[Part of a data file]
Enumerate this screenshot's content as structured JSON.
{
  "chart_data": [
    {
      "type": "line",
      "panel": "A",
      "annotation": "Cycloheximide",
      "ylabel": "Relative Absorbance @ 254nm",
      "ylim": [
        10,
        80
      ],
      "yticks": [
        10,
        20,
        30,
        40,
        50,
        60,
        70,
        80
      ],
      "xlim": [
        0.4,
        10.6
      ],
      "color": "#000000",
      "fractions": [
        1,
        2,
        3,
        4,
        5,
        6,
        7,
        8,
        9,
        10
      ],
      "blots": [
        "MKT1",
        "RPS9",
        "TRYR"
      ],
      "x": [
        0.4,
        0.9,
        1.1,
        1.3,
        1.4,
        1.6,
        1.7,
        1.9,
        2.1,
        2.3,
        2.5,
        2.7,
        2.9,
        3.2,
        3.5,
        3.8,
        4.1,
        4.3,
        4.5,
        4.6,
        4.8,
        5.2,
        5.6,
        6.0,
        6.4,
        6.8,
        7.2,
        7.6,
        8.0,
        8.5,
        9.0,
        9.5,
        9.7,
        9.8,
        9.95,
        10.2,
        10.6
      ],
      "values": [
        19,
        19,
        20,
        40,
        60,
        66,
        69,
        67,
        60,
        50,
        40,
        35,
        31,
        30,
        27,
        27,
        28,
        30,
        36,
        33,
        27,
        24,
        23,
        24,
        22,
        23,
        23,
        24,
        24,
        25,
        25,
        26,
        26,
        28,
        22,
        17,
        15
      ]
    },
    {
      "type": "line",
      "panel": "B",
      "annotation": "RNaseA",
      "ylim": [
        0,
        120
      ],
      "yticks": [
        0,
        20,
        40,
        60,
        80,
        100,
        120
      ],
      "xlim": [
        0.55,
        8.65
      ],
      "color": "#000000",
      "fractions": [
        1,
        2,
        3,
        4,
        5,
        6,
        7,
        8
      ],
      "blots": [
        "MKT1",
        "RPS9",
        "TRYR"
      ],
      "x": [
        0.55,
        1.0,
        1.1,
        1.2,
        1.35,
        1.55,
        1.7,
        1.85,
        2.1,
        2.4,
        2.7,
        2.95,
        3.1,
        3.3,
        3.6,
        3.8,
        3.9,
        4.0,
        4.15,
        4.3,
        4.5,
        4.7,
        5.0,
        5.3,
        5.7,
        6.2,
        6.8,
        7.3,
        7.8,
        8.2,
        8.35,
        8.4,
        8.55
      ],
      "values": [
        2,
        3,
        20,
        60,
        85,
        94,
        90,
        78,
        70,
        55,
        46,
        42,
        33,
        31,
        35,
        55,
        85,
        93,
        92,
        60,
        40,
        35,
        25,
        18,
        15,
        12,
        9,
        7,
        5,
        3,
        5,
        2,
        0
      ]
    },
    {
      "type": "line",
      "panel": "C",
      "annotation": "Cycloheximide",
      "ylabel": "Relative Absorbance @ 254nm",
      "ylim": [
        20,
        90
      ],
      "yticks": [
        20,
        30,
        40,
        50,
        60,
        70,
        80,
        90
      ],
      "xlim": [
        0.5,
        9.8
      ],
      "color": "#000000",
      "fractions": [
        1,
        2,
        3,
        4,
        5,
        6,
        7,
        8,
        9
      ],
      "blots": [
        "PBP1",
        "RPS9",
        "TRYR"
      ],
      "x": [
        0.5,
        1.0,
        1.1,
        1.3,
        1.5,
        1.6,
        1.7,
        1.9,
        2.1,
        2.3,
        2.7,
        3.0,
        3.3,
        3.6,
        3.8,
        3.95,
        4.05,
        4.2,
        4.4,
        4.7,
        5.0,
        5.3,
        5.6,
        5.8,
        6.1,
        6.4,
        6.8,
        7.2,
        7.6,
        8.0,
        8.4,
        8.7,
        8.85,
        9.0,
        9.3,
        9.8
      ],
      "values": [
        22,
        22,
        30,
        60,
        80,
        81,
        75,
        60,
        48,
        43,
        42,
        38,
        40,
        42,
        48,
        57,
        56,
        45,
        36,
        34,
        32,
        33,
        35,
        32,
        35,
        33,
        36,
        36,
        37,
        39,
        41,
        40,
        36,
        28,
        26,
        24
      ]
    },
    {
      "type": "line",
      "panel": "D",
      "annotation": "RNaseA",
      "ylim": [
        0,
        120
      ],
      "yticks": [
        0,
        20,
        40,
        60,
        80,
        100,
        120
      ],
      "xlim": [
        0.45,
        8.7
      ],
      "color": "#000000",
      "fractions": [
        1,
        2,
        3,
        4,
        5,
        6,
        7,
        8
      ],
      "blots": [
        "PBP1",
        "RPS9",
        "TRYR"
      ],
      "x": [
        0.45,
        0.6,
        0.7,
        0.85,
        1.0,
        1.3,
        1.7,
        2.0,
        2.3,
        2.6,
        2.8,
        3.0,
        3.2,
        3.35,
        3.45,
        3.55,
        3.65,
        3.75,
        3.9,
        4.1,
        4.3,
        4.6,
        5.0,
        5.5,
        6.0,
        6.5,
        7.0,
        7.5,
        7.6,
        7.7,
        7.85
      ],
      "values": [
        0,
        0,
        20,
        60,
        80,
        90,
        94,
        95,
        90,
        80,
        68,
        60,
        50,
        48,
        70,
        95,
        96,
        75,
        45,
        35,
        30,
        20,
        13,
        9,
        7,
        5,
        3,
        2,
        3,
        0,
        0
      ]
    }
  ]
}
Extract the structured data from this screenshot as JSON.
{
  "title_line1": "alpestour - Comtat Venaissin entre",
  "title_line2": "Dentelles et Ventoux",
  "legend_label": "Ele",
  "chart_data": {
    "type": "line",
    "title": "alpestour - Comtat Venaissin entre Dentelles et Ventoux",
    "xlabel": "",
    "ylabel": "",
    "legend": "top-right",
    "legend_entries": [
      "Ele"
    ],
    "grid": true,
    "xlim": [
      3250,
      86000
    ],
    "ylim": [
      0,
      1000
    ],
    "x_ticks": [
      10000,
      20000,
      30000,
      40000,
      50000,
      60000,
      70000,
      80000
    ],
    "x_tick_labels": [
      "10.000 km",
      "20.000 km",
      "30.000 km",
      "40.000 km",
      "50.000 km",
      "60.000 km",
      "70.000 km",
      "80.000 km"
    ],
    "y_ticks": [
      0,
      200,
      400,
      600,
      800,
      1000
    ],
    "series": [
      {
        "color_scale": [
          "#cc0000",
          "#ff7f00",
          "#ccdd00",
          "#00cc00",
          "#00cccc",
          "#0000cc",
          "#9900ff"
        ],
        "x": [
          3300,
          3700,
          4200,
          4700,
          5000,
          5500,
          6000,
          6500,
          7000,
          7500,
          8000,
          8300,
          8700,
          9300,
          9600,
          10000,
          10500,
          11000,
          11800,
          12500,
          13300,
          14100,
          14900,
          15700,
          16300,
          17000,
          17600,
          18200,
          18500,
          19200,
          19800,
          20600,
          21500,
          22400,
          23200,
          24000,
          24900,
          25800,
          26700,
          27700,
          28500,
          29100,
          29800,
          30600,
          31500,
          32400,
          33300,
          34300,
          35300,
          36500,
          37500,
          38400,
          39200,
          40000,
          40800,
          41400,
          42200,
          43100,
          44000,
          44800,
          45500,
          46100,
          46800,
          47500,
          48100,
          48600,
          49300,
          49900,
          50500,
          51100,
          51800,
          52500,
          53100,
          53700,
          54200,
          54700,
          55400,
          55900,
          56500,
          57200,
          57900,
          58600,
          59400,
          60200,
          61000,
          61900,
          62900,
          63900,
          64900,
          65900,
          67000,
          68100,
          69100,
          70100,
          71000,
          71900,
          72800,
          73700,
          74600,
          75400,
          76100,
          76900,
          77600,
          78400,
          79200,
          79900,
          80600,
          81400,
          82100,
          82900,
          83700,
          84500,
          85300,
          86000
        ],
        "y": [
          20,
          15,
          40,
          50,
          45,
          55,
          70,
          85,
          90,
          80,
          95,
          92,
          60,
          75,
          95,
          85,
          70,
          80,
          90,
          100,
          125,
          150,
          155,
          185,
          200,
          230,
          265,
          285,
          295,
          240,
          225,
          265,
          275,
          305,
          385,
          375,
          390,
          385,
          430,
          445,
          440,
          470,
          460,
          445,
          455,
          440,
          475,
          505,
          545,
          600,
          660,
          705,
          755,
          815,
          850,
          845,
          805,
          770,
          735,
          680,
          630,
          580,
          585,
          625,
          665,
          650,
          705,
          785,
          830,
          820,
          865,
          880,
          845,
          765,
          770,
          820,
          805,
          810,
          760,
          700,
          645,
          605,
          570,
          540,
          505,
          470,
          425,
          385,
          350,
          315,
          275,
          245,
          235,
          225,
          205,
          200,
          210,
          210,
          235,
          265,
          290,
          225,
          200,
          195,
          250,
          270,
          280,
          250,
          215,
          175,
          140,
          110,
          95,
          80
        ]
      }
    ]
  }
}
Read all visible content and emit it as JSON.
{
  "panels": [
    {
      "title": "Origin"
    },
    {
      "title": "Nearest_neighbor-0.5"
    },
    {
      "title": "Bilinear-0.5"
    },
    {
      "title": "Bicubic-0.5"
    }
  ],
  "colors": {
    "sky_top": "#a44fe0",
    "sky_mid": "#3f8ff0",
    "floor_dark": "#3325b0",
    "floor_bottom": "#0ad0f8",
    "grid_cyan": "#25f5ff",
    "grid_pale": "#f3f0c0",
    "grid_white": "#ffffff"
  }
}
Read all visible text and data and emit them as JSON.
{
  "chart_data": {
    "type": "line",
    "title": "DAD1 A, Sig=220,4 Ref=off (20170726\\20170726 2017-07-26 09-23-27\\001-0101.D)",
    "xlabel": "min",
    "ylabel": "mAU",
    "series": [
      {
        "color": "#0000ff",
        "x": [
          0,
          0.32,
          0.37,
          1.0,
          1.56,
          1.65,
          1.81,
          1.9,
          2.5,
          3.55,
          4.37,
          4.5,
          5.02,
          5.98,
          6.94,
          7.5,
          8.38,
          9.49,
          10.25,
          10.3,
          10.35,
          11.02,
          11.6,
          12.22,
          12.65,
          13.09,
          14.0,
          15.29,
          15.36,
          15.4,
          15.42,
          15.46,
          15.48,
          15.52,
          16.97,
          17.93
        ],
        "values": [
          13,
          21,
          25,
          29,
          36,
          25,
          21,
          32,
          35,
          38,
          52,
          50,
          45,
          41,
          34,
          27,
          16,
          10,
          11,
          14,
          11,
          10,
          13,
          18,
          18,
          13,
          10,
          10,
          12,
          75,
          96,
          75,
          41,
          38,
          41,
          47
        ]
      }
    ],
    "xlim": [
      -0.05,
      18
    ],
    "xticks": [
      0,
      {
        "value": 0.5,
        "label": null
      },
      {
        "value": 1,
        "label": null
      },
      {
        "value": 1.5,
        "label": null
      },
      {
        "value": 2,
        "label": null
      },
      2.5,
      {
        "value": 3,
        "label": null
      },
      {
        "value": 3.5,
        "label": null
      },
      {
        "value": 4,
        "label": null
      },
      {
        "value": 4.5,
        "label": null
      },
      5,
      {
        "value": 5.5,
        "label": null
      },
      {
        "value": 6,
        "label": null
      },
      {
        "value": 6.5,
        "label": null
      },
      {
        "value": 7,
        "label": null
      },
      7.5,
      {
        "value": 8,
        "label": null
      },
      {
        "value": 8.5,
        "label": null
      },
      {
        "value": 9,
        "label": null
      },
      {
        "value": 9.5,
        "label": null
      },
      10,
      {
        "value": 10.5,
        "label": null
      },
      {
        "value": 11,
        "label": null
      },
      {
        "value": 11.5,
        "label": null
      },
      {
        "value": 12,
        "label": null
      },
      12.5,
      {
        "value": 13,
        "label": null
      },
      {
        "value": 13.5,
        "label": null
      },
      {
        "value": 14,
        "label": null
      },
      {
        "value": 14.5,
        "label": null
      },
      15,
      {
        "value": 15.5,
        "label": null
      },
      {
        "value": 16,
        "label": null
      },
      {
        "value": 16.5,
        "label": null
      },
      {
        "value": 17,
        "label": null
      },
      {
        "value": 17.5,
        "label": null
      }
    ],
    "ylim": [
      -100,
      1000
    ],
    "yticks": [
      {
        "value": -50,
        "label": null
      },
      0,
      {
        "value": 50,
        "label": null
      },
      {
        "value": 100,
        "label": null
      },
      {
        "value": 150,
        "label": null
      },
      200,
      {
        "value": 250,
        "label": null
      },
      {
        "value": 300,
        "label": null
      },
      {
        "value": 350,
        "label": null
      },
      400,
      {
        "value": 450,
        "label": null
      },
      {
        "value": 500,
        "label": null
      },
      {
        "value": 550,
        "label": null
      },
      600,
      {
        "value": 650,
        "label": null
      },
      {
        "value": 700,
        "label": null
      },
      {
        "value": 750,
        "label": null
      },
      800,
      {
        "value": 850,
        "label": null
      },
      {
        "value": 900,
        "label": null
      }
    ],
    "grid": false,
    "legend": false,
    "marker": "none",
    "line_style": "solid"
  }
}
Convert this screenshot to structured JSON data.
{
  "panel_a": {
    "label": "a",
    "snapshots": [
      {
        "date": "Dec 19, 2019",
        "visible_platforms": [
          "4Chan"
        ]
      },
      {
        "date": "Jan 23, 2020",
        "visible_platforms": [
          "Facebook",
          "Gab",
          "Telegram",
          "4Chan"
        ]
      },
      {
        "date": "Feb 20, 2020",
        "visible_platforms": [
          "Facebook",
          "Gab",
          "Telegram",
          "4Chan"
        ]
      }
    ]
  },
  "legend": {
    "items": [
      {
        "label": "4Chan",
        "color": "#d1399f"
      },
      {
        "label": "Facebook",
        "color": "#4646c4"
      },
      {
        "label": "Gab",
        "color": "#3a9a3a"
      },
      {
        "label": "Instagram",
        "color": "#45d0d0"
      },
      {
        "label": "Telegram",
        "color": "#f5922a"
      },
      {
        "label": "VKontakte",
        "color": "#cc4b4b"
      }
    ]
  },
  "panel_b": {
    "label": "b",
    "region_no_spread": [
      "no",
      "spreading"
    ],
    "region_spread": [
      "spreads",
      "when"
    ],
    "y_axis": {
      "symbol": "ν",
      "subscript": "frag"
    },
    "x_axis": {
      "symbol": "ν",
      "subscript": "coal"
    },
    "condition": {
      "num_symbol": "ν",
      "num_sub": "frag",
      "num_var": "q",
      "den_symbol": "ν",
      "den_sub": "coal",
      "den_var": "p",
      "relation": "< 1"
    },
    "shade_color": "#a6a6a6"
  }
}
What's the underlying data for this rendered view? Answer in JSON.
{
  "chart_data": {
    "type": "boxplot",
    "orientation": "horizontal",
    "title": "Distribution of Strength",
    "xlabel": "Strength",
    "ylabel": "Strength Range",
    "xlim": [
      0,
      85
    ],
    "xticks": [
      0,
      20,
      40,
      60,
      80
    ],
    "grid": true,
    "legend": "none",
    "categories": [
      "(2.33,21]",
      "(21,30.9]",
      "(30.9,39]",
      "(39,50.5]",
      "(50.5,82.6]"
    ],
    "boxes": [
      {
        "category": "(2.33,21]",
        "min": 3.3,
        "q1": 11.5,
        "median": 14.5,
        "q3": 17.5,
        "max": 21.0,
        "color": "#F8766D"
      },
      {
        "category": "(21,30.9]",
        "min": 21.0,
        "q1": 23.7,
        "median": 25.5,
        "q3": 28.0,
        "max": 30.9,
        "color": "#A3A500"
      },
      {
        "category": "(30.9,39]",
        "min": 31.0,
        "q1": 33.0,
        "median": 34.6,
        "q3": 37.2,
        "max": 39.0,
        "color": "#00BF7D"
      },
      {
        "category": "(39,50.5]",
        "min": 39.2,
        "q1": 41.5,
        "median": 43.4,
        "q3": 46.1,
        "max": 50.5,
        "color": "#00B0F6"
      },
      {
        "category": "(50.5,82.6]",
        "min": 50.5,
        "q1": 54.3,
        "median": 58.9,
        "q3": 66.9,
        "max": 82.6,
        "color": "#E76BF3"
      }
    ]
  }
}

Exercise instructions
Give a single number: the count of lines above that include the word "Strength".

Response
3